**Instructions to follow**
Without the pictures, set down every line of the data exactly.

[start of Material supplied]

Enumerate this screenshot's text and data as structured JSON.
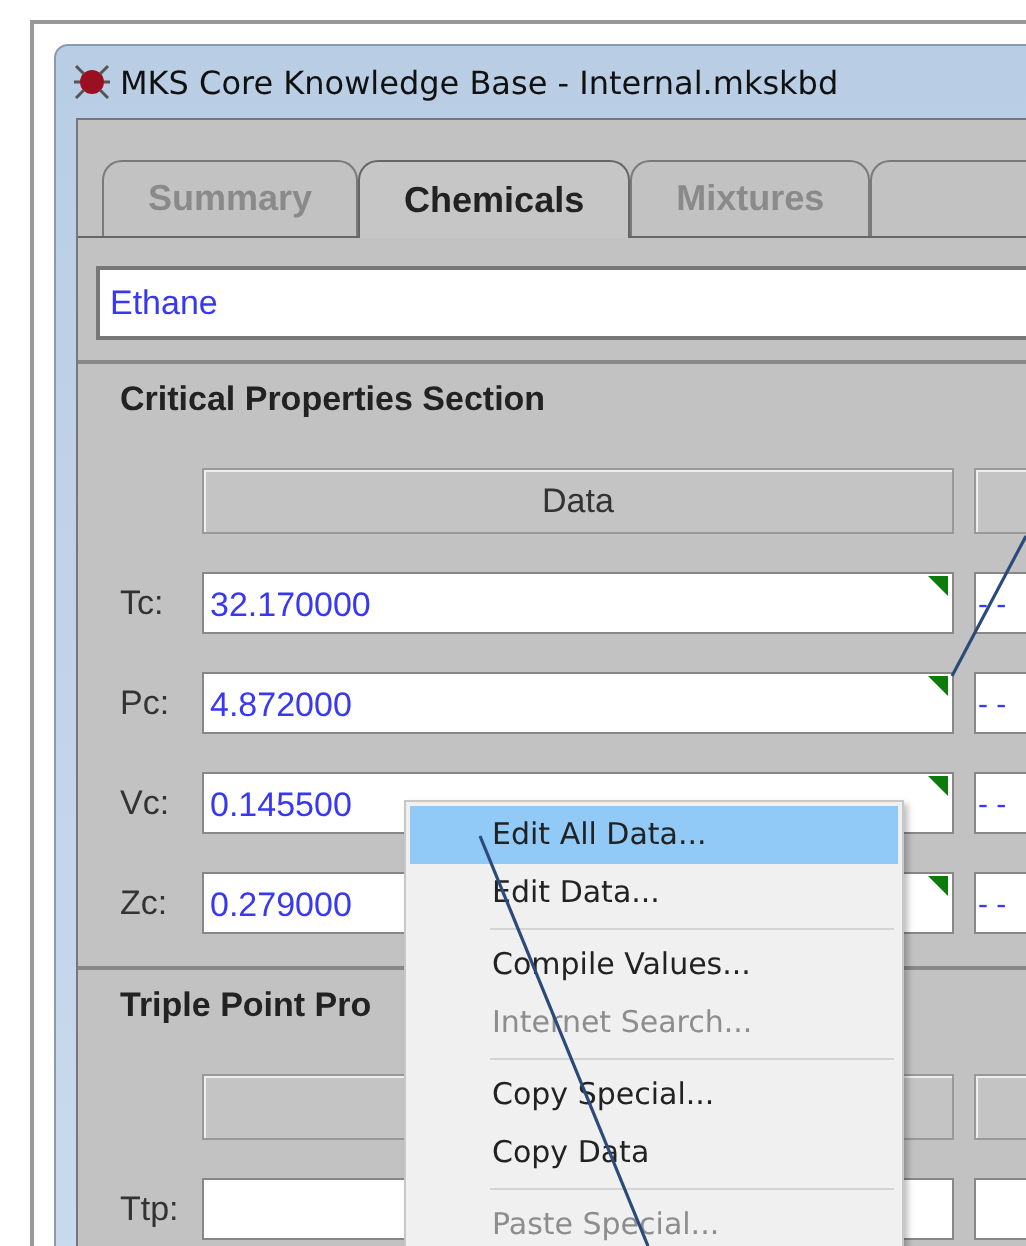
{
  "window": {
    "title": "MKS Core Knowledge Base - Internal.mkskbd"
  },
  "tabs": [
    {
      "label": "Summary",
      "selected": false,
      "disabled": true
    },
    {
      "label": "Chemicals",
      "selected": true,
      "disabled": false
    },
    {
      "label": "Mixtures",
      "selected": false,
      "disabled": true
    },
    {
      "selected": false,
      "disabled": true
    }
  ],
  "chemical_field": {
    "value": "Ethane"
  },
  "sections": [
    {
      "title": "Critical Properties Section",
      "columns": [
        "Data",
        ""
      ],
      "rows": [
        {
          "label": "Tc:",
          "value": "32.170000",
          "flagged": true,
          "column_2": "- -"
        },
        {
          "label": "Pc:",
          "value": "4.872000",
          "flagged": true,
          "column_2": "- -"
        },
        {
          "label": "Vc:",
          "value": "0.145500",
          "flagged": true,
          "column_2": "- -"
        },
        {
          "label": "Zc:",
          "value": "0.279000",
          "flagged": true,
          "column_2": "- -"
        }
      ]
    },
    {
      "title": "Triple Point Pro",
      "columns": [
        "",
        ""
      ],
      "rows": [
        {
          "label": "Ttp:",
          "value": "",
          "flagged": false,
          "column_2": ""
        }
      ]
    }
  ],
  "context_menu": {
    "items": [
      {
        "kind": "item",
        "label": "Edit All Data...",
        "selected": true,
        "disabled": false
      },
      {
        "kind": "item",
        "label": "Edit Data...",
        "selected": false,
        "disabled": false
      },
      {
        "kind": "separator"
      },
      {
        "kind": "item",
        "label": "Compile Values...",
        "selected": false,
        "disabled": false
      },
      {
        "kind": "item",
        "label": "Internet Search...",
        "selected": false,
        "disabled": true
      },
      {
        "kind": "separator"
      },
      {
        "kind": "item",
        "label": "Copy Special...",
        "selected": false,
        "disabled": false
      },
      {
        "kind": "item",
        "label": "Copy Data",
        "selected": false,
        "disabled": false
      },
      {
        "kind": "separator"
      },
      {
        "kind": "item",
        "label": "Paste Special...",
        "selected": false,
        "disabled": true
      }
    ]
  }
}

[end of Material supplied]

**Correct answer**
Enumerate this screenshot's text and data as structured JSON.
{
  "window": {
    "title": "MKS Core Knowledge Base - Internal.mkskbd"
  },
  "tabs": [
    {
      "label": "Summary",
      "selected": false,
      "disabled": true
    },
    {
      "label": "Chemicals",
      "selected": true,
      "disabled": false
    },
    {
      "label": "Mixtures",
      "selected": false,
      "disabled": true
    },
    {
      "selected": false,
      "disabled": true
    }
  ],
  "chemical_field": {
    "value": "Ethane"
  },
  "sections": [
    {
      "title": "Critical Properties Section",
      "columns": [
        "Data",
        ""
      ],
      "rows": [
        {
          "label": "Tc:",
          "value": "32.170000",
          "flagged": true,
          "column_2": "- -"
        },
        {
          "label": "Pc:",
          "value": "4.872000",
          "flagged": true,
          "column_2": "- -"
        },
        {
          "label": "Vc:",
          "value": "0.145500",
          "flagged": true,
          "column_2": "- -"
        },
        {
          "label": "Zc:",
          "value": "0.279000",
          "flagged": true,
          "column_2": "- -"
        }
      ]
    },
    {
      "title": "Triple Point Pro",
      "columns": [
        "",
        ""
      ],
      "rows": [
        {
          "label": "Ttp:",
          "value": "",
          "flagged": false,
          "column_2": ""
        }
      ]
    }
  ],
  "context_menu": {
    "items": [
      {
        "kind": "item",
        "label": "Edit All Data...",
        "selected": true,
        "disabled": false
      },
      {
        "kind": "item",
        "label": "Edit Data...",
        "selected": false,
        "disabled": false
      },
      {
        "kind": "separator"
      },
      {
        "kind": "item",
        "label": "Compile Values...",
        "selected": false,
        "disabled": false
      },
      {
        "kind": "item",
        "label": "Internet Search...",
        "selected": false,
        "disabled": true
      },
      {
        "kind": "separator"
      },
      {
        "kind": "item",
        "label": "Copy Special...",
        "selected": false,
        "disabled": false
      },
      {
        "kind": "item",
        "label": "Copy Data",
        "selected": false,
        "disabled": false
      },
      {
        "kind": "separator"
      },
      {
        "kind": "item",
        "label": "Paste Special...",
        "selected": false,
        "disabled": true
      }
    ]
  }
}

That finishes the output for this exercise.